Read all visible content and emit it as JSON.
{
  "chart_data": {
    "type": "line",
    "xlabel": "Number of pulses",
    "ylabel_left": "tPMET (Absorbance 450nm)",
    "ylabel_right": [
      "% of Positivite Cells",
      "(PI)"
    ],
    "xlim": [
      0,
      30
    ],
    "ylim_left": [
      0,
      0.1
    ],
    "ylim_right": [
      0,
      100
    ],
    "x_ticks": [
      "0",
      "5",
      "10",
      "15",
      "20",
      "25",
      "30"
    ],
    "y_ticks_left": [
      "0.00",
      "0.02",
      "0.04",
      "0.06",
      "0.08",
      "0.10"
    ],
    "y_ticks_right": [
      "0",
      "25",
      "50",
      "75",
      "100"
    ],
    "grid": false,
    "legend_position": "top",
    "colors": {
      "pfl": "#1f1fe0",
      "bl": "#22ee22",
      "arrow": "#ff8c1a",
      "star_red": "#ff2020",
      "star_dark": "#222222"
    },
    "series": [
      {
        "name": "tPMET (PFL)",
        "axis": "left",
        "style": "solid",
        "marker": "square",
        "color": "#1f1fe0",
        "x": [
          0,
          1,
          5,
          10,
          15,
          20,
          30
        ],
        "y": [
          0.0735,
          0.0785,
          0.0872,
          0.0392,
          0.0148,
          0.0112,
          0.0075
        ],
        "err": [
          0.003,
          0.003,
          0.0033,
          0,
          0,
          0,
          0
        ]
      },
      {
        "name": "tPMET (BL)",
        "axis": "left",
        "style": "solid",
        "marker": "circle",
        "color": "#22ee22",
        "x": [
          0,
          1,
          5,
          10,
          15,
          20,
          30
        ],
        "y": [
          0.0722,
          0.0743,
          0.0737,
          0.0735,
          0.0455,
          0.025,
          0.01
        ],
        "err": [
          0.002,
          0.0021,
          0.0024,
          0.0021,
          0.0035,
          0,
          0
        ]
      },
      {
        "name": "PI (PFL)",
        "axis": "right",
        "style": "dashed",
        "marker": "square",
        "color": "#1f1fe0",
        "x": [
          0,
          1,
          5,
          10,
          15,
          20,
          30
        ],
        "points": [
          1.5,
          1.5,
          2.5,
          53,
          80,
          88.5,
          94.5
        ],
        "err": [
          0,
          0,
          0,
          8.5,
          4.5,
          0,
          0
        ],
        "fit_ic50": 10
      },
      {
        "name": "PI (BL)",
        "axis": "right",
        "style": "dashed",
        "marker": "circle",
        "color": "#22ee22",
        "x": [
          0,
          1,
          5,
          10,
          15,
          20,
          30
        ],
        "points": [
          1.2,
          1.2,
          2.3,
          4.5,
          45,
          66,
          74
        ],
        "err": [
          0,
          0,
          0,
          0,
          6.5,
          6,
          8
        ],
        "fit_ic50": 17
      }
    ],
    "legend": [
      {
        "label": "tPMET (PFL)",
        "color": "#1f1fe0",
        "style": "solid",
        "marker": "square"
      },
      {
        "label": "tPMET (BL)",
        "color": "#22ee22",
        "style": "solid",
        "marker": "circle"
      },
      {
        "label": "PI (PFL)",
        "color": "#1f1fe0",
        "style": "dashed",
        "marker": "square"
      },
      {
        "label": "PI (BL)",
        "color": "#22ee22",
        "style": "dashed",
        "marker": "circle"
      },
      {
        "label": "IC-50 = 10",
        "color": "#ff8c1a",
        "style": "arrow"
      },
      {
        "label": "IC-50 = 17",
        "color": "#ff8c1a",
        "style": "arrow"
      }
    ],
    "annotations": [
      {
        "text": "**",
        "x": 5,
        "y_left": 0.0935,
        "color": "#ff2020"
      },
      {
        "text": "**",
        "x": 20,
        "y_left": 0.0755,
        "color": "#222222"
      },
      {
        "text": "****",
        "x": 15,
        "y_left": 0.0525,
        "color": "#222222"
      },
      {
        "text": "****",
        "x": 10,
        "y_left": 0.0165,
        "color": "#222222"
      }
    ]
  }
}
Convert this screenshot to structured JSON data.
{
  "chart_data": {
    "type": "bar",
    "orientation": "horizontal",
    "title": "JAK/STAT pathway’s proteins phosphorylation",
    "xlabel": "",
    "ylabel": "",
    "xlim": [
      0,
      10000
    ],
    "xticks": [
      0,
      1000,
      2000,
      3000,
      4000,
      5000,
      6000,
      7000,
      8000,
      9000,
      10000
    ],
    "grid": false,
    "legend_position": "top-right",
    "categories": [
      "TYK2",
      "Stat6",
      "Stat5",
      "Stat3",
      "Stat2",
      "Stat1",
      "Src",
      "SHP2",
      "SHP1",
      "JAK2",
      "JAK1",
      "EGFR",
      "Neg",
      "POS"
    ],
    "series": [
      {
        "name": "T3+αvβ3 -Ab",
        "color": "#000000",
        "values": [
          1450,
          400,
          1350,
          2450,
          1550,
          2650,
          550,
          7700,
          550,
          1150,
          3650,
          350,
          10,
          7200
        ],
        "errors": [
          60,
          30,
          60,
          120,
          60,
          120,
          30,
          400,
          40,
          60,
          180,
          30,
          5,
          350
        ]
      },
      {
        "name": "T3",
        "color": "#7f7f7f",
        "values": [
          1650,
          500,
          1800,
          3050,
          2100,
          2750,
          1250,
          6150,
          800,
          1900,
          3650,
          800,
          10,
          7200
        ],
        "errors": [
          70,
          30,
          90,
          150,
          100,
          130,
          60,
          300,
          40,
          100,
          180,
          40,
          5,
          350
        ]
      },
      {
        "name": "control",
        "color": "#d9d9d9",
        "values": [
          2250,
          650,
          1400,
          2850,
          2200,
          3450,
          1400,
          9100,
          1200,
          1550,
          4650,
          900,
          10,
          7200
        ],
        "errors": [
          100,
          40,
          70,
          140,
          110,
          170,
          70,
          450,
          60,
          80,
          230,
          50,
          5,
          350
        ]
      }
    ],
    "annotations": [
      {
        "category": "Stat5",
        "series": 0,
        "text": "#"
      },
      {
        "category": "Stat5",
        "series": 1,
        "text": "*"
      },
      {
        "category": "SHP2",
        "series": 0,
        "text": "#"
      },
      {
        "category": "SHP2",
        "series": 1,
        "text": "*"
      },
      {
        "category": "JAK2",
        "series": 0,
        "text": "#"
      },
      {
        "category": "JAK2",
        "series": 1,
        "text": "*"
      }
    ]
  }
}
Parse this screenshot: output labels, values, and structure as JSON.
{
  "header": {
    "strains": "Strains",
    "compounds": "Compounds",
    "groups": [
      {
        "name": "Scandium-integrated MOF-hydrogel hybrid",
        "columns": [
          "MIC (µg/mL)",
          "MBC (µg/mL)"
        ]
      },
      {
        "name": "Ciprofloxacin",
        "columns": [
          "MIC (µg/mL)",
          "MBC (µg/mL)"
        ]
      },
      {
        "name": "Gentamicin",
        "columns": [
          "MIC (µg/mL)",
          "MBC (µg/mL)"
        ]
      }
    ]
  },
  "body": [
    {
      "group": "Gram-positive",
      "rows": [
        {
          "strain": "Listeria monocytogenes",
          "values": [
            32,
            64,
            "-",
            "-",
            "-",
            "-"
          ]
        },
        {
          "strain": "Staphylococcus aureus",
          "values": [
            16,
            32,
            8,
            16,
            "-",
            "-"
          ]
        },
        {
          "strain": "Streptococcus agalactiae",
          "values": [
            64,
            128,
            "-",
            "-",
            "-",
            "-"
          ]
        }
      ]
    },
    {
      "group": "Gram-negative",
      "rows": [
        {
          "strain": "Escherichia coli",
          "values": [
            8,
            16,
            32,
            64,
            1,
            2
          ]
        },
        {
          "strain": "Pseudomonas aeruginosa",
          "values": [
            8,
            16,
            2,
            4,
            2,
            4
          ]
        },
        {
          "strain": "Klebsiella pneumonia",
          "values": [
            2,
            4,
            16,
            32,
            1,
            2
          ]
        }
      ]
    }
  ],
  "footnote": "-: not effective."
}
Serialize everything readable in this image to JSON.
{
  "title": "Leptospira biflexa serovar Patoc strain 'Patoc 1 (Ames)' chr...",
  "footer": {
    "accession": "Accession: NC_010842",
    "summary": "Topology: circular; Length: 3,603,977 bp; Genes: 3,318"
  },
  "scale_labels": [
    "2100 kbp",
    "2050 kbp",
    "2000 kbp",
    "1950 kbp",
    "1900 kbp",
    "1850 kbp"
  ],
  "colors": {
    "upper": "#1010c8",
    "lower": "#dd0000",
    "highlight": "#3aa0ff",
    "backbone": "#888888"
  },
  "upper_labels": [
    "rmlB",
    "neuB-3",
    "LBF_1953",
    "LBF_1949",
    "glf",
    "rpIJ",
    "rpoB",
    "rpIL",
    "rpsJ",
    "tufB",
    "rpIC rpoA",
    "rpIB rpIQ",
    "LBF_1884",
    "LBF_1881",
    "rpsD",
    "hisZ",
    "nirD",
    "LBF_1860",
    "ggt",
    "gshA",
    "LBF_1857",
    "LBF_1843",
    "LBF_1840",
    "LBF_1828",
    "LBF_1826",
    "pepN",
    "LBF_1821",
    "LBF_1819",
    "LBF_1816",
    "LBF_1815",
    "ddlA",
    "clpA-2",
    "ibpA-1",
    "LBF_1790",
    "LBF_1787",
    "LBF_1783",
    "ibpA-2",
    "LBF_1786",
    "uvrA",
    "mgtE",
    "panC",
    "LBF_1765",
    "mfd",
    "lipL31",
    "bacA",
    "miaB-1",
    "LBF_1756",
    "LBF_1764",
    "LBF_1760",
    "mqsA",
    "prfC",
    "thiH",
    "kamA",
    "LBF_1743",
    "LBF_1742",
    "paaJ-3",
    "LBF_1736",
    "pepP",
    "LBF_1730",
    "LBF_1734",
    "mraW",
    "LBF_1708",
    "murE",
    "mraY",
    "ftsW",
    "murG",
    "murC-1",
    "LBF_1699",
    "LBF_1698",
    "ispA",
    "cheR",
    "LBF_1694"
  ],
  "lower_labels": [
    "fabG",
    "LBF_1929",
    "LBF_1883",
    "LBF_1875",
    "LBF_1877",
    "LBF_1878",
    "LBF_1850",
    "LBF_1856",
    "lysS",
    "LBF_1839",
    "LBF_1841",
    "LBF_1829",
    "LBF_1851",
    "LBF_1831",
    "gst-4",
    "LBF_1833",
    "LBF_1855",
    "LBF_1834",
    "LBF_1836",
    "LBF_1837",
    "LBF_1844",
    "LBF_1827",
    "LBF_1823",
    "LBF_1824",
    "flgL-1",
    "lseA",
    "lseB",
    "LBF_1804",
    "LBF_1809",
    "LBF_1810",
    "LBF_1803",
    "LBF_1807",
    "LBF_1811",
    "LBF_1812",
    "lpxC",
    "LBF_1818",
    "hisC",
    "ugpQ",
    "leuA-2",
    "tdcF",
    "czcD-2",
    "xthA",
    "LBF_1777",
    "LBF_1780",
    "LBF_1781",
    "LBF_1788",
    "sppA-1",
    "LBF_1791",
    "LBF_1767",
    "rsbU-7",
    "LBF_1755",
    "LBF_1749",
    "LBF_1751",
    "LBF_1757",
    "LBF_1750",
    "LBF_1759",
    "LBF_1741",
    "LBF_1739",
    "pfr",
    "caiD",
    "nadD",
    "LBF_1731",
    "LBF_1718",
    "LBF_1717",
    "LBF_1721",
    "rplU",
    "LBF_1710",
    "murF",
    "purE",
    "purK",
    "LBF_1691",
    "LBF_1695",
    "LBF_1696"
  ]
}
════
> **PROBLEM DETAILS**
Would you please work out how many lines of the data hold "screenshot"? Reply with the number alone.

> **EXERCISE OUTPUT**
2